AIM >>
Quote the entries that follow exactly, leaving none out.

RECORDS SHOWN >>
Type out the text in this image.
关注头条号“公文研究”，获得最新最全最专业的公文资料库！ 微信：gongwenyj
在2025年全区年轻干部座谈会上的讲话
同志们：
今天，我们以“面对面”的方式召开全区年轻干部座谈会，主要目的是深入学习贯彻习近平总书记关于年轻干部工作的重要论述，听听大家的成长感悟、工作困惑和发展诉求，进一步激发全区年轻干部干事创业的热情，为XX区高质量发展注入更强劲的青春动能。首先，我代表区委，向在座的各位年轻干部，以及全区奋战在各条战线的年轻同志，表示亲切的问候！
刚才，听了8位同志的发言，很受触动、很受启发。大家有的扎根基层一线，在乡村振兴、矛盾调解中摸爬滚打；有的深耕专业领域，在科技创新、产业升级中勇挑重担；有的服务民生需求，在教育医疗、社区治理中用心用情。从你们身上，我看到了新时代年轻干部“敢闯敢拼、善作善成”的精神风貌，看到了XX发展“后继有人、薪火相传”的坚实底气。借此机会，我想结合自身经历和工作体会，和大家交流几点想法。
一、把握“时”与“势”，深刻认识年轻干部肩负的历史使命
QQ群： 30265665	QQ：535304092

RESULT OF THE TASK >>
Type out the text in this image.
关注头条号“公文研究”，获得最新最全最专业的公文资料库！ 微信：gongwenyj
在2025年全区年轻干部座谈会上的讲话
同志们：
今天，我们以“面对面”的方式召开全区年轻干部座谈会，主要目的是深入学习贯彻习近平总书记关于年轻干部工作的重要论述，听听大家的成长感悟、工作困惑和发展诉求，进一步激发全区年轻干部干事创业的热情，为XX区高质量发展注入更强劲的青春动能。首先，我代表区委，向在座的各位年轻干部，以及全区奋战在各条战线的年轻同志，表示亲切的问候！
刚才，听了8位同志的发言，很受触动、很受启发。大家有的扎根基层一线，在乡村振兴、矛盾调解中摸爬滚打；有的深耕专业领域，在科技创新、产业升级中勇挑重担；有的服务民生需求，在教育医疗、社区治理中用心用情。从你们身上，我看到了新时代年轻干部“敢闯敢拼、善作善成”的精神风貌，看到了XX发展“后继有人、薪火相传”的坚实底气。借此机会，我想结合自身经历和工作体会，和大家交流几点想法。
一、把握“时”与“势”，深刻认识年轻干部肩负的历史使命
QQ群： 30265665	QQ：535304092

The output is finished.